- INSTRUCTIONS TO FOLLOW
Format the stretch of rows below, from the line containing "slide-title: Social network" through the line containing "formula-sum-symbol: ∑ <box>781", as a JSON list of strings with one string per line and blank lines omitted.
__________________________________________________
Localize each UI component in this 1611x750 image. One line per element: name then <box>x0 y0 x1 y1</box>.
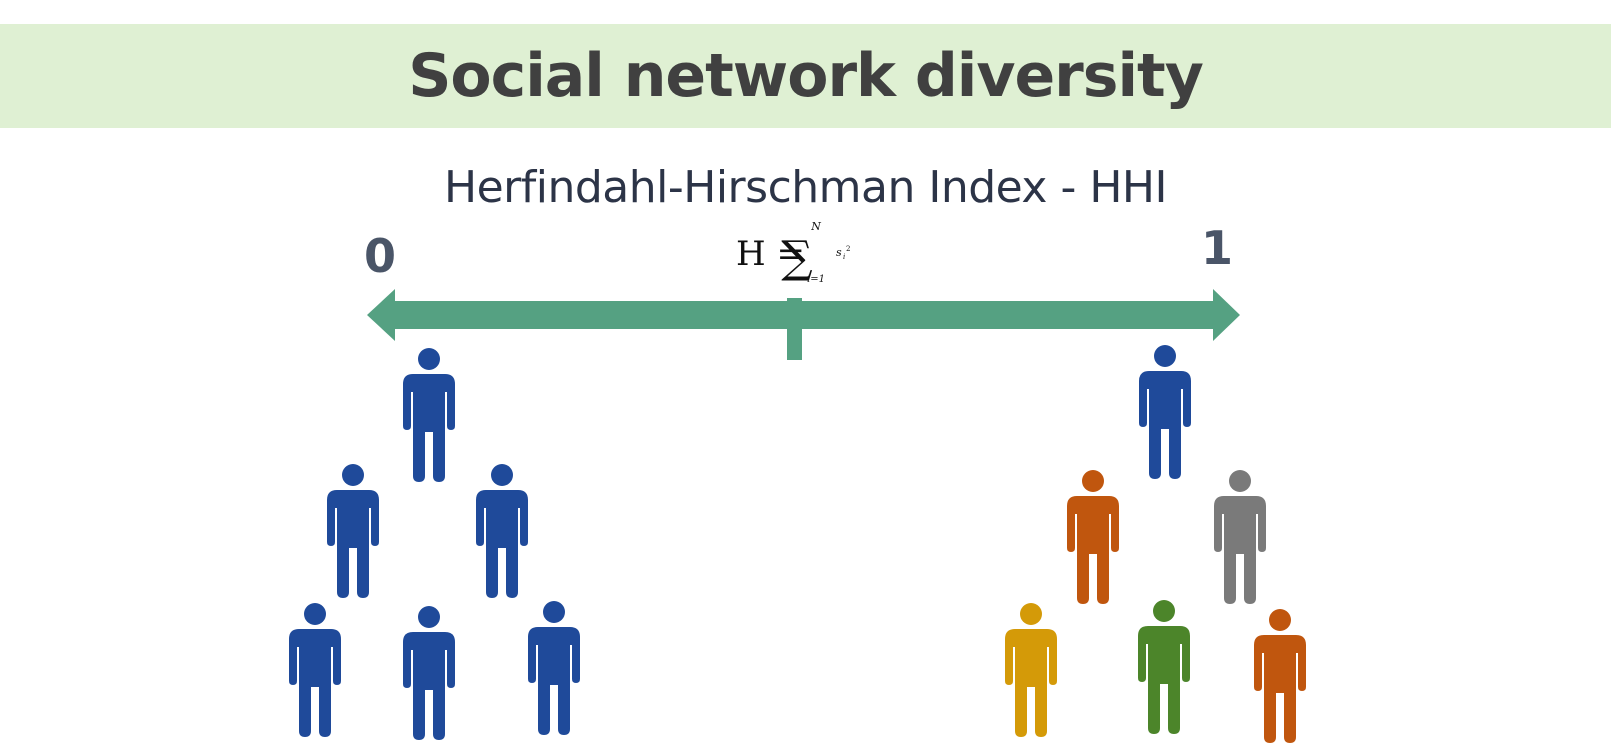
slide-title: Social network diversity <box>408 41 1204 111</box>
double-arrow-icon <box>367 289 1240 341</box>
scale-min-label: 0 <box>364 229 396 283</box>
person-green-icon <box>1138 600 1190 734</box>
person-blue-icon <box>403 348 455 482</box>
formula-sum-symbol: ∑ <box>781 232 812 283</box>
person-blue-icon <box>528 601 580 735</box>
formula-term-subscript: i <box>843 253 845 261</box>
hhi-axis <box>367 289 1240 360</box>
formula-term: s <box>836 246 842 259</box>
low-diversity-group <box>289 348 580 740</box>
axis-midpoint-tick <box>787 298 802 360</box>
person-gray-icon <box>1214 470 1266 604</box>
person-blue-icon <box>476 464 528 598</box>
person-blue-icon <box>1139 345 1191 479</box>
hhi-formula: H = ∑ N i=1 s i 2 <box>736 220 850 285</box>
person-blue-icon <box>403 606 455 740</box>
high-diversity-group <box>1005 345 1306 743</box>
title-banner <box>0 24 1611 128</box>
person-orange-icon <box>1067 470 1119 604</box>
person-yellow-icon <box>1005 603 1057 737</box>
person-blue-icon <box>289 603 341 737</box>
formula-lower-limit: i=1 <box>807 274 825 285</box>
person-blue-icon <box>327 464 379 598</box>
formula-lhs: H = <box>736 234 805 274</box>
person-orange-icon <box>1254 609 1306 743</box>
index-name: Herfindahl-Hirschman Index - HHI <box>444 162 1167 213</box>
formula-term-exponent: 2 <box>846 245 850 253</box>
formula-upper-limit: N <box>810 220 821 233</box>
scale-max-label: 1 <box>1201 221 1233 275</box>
__________________________________________________
- ANSWER FOR THIS EXERCISE
[
  "slide-title: Social network diversity <box>408 41 1204 111</box>",
  "double-arrow-icon <box>367 289 1240 341</box>",
  "scale-min-label: 0 <box>364 229 396 283</box>",
  "person-green-icon <box>1138 600 1190 734</box>",
  "person-blue-icon <box>403 348 455 482</box>",
  "formula-sum-symbol: ∑ <box>781 232 812 283</box>"
]